Copy all lines holding the word "مندی" from the entries.

* * *

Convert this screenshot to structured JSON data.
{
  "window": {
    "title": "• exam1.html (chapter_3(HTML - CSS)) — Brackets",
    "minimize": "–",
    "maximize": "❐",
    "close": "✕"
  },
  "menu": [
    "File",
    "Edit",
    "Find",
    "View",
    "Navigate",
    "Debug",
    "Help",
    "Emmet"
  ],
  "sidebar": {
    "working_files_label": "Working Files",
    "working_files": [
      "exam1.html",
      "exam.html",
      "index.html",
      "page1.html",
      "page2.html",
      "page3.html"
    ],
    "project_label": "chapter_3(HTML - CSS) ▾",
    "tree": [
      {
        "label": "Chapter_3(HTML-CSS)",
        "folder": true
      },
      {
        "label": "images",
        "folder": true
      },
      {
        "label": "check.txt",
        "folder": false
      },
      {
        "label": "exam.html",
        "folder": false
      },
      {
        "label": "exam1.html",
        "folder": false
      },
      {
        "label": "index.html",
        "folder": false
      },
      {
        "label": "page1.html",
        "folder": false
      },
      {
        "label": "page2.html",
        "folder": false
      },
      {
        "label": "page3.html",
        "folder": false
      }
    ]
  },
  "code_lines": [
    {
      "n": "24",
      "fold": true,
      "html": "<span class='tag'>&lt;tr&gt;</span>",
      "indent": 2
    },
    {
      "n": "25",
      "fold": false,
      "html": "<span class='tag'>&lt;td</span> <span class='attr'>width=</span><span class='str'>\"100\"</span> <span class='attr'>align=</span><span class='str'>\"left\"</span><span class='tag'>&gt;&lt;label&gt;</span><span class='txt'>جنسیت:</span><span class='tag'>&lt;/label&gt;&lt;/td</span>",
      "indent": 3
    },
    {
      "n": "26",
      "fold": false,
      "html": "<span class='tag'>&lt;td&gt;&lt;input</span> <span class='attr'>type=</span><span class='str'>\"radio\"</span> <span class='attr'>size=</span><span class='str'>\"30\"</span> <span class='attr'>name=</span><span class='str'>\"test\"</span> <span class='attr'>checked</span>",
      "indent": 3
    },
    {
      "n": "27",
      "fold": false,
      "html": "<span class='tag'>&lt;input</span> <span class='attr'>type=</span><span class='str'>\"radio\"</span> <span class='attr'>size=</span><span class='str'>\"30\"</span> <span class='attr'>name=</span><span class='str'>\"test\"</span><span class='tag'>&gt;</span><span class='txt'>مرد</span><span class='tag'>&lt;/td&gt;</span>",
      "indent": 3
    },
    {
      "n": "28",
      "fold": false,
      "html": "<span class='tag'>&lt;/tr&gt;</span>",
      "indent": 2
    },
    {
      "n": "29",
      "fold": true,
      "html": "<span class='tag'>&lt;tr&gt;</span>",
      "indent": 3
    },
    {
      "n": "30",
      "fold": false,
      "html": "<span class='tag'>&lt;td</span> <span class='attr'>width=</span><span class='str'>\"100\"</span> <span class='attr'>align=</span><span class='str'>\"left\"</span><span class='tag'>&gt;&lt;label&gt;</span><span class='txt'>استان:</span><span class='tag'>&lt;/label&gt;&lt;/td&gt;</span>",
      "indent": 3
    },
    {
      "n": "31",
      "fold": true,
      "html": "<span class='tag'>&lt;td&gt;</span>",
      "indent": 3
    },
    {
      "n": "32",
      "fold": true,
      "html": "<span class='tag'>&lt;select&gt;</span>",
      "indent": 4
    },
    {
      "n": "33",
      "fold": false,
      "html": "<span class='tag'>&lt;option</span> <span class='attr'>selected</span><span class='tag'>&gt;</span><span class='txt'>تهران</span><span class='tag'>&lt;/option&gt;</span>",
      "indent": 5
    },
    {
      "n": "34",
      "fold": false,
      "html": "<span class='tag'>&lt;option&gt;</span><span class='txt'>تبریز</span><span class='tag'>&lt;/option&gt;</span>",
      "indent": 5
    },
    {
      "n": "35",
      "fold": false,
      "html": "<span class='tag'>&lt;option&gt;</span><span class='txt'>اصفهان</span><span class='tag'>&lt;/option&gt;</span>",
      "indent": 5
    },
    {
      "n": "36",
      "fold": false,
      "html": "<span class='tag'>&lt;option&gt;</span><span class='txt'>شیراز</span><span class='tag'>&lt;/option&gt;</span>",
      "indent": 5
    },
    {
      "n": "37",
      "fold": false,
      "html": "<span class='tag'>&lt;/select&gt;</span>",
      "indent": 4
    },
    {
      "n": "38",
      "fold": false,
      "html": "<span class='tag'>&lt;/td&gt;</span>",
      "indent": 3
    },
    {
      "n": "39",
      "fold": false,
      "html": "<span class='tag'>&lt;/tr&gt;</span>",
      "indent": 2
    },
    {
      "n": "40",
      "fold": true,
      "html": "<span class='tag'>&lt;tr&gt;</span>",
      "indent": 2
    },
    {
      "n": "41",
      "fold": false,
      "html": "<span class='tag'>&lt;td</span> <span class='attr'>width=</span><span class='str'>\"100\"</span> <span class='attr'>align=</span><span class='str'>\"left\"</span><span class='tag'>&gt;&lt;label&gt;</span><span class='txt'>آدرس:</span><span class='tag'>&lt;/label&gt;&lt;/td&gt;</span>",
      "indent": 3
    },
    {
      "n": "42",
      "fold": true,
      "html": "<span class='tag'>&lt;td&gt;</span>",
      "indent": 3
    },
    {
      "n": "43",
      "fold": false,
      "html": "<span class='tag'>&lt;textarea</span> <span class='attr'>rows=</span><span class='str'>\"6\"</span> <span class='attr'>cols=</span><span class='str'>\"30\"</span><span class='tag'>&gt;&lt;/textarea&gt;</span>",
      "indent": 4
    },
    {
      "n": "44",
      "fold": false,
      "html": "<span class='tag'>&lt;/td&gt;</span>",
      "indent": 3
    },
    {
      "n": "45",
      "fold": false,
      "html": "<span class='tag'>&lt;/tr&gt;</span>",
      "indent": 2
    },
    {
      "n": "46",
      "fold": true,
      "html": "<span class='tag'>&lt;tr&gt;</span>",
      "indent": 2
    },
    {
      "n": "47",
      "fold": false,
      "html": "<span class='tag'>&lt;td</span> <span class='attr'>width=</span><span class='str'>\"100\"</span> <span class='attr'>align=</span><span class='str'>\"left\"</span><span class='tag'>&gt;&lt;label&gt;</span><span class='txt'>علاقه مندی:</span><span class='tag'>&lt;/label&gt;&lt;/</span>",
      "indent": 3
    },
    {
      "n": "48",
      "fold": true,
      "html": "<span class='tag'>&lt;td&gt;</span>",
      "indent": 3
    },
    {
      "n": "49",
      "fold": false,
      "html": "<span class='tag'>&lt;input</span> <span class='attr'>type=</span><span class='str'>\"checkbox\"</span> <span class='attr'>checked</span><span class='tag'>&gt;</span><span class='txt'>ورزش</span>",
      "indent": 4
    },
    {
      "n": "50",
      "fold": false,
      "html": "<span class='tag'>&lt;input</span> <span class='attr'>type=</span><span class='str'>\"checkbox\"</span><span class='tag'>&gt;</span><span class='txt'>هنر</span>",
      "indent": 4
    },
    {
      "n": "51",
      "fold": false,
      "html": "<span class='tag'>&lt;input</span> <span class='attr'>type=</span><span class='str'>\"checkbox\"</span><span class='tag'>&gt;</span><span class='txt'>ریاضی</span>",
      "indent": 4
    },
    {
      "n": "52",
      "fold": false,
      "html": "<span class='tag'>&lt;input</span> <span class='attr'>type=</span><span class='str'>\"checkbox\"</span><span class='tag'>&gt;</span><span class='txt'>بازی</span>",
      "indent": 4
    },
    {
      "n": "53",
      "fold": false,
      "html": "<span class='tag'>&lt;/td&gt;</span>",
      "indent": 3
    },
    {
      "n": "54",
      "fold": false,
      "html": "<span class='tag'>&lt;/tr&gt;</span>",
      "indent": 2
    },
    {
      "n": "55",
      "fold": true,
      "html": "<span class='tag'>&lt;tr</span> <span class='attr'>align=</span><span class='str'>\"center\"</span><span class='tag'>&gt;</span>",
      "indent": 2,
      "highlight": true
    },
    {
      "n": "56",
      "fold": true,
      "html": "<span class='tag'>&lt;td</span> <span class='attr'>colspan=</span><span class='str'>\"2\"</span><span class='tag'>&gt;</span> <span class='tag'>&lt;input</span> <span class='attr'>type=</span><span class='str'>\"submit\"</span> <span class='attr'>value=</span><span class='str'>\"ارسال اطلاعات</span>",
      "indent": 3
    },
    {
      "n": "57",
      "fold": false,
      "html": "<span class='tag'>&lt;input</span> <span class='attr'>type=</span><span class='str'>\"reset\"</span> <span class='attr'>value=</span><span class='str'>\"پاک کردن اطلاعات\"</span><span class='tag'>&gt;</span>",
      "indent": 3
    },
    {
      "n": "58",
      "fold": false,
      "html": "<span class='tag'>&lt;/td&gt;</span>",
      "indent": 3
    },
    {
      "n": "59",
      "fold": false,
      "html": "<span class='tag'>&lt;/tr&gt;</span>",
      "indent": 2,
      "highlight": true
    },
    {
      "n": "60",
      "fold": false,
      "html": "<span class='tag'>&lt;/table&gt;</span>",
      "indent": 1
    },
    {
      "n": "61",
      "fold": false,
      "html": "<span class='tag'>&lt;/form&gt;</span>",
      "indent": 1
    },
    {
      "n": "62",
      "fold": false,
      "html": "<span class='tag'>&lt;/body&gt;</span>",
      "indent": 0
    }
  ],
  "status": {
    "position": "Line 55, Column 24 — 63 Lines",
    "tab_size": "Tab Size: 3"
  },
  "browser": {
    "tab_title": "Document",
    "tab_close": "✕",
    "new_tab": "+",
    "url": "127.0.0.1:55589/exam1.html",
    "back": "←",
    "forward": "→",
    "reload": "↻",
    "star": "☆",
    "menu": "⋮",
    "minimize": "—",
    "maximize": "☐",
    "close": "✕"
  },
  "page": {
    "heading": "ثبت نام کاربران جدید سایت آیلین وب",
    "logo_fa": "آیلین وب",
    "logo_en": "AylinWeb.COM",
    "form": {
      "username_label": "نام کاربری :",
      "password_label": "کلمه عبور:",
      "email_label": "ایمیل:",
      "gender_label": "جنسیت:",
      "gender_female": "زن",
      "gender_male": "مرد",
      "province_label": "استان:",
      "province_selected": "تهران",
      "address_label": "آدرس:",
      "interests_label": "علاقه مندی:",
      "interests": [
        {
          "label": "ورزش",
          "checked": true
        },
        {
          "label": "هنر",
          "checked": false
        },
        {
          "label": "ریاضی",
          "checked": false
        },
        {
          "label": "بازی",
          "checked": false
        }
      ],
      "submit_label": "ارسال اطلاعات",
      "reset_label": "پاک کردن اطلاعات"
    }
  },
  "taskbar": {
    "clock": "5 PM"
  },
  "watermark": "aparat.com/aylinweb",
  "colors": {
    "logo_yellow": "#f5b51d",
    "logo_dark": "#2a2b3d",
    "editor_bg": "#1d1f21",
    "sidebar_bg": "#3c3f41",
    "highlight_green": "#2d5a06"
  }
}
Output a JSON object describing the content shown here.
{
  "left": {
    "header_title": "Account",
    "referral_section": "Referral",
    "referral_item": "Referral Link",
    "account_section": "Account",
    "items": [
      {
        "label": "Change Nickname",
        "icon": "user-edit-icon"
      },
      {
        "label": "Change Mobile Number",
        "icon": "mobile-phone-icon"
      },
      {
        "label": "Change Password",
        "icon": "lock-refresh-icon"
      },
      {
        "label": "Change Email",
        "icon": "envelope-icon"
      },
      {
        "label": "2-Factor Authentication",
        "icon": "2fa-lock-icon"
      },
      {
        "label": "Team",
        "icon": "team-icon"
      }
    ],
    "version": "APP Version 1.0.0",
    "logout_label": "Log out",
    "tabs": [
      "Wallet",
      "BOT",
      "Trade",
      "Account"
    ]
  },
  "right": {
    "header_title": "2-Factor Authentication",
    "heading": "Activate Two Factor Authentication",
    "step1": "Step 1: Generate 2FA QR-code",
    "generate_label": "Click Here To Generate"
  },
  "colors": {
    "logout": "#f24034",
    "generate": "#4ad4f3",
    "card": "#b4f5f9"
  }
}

* * *

Exercise response:
      "html": "<span class='tag'>&lt;td</span> <span class='attr'>width=</span><span class='str'>\"100\"</span> <span class='attr'>align=</span><span class='str'>\"left\"</span><span class='tag'>&gt;&lt;label&gt;</span><span class='txt'>علاقه مندی:</span><span class='tag'>&lt;/label&gt;&lt;/</span>",
      "interests_label": "علاقه مندی:",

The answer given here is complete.